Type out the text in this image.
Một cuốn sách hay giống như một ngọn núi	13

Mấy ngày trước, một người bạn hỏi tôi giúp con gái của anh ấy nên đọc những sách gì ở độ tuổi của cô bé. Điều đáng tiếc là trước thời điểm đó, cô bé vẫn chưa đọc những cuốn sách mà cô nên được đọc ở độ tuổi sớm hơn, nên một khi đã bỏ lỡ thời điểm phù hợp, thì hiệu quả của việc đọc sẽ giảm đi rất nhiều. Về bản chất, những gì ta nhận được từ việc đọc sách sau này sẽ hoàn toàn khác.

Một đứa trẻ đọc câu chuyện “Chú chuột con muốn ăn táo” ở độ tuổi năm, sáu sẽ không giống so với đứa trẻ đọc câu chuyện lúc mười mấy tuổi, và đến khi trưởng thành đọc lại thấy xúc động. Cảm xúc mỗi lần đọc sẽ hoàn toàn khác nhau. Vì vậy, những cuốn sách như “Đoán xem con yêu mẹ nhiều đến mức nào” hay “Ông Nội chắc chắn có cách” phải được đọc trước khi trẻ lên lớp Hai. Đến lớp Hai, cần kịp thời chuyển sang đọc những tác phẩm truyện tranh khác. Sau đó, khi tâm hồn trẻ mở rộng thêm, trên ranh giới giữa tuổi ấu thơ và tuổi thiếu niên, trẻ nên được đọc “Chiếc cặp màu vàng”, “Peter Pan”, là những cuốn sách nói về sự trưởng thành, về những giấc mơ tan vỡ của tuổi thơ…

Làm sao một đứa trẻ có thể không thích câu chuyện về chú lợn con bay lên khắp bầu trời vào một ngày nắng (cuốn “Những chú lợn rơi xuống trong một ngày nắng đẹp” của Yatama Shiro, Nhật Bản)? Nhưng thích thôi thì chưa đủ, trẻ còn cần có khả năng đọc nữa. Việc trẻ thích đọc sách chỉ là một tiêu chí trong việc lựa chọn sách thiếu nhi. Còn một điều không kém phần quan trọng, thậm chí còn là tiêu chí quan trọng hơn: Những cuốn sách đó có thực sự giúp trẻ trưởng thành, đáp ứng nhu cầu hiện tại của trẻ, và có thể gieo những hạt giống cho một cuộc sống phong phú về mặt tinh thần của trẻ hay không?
————————
WHAT YOU WILL DO
Copy each record from above exactly, and include every line.

THE OUTPUT
Type out the text in this image.
Một cuốn sách hay giống như một ngọn núi	13

Mấy ngày trước, một người bạn hỏi tôi giúp con gái của anh ấy nên đọc những sách gì ở độ tuổi của cô bé. Điều đáng tiếc là trước thời điểm đó, cô bé vẫn chưa đọc những cuốn sách mà cô nên được đọc ở độ tuổi sớm hơn, nên một khi đã bỏ lỡ thời điểm phù hợp, thì hiệu quả của việc đọc sẽ giảm đi rất nhiều. Về bản chất, những gì ta nhận được từ việc đọc sách sau này sẽ hoàn toàn khác.

Một đứa trẻ đọc câu chuyện “Chú chuột con muốn ăn táo” ở độ tuổi năm, sáu sẽ không giống so với đứa trẻ đọc câu chuyện lúc mười mấy tuổi, và đến khi trưởng thành đọc lại thấy xúc động. Cảm xúc mỗi lần đọc sẽ hoàn toàn khác nhau. Vì vậy, những cuốn sách như “Đoán xem con yêu mẹ nhiều đến mức nào” hay “Ông Nội chắc chắn có cách” phải được đọc trước khi trẻ lên lớp Hai. Đến lớp Hai, cần kịp thời chuyển sang đọc những tác phẩm truyện tranh khác. Sau đó, khi tâm hồn trẻ mở rộng thêm, trên ranh giới giữa tuổi ấu thơ và tuổi thiếu niên, trẻ nên được đọc “Chiếc cặp màu vàng”, “Peter Pan”, là những cuốn sách nói về sự trưởng thành, về những giấc mơ tan vỡ của tuổi thơ…

Làm sao một đứa trẻ có thể không thích câu chuyện về chú lợn con bay lên khắp bầu trời vào một ngày nắng (cuốn “Những chú lợn rơi xuống trong một ngày nắng đẹp” của Yatama Shiro, Nhật Bản)? Nhưng thích thôi thì chưa đủ, trẻ còn cần có khả năng đọc nữa. Việc trẻ thích đọc sách chỉ là một tiêu chí trong việc lựa chọn sách thiếu nhi. Còn một điều không kém phần quan trọng, thậm chí còn là tiêu chí quan trọng hơn: Những cuốn sách đó có thực sự giúp trẻ trưởng thành, đáp ứng nhu cầu hiện tại của trẻ, và có thể gieo những hạt giống cho một cuộc sống phong phú về mặt tinh thần của trẻ hay không?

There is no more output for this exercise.